## [PROBLEM]
Which lines include the word "основы"? Copy each of them.

::: EXTRACTED DATA

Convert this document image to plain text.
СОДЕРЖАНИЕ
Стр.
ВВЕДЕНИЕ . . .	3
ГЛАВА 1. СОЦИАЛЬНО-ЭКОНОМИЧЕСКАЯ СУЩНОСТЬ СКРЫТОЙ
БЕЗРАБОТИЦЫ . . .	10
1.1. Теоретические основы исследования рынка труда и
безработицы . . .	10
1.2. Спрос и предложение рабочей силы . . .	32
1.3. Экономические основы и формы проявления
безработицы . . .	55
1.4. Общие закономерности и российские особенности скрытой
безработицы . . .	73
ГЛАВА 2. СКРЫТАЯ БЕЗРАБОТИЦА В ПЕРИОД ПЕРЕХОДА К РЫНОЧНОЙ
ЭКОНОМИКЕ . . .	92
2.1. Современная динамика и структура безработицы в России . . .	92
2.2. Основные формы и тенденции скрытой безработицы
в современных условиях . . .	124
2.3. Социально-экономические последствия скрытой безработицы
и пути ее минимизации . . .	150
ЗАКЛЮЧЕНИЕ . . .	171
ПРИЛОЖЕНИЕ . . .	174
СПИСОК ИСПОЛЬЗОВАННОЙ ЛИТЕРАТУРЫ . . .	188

::::::

## [EXERCISE ANSWER]
1.1. Теоретические основы исследования рынка труда и
1.3. Экономические основы и формы проявления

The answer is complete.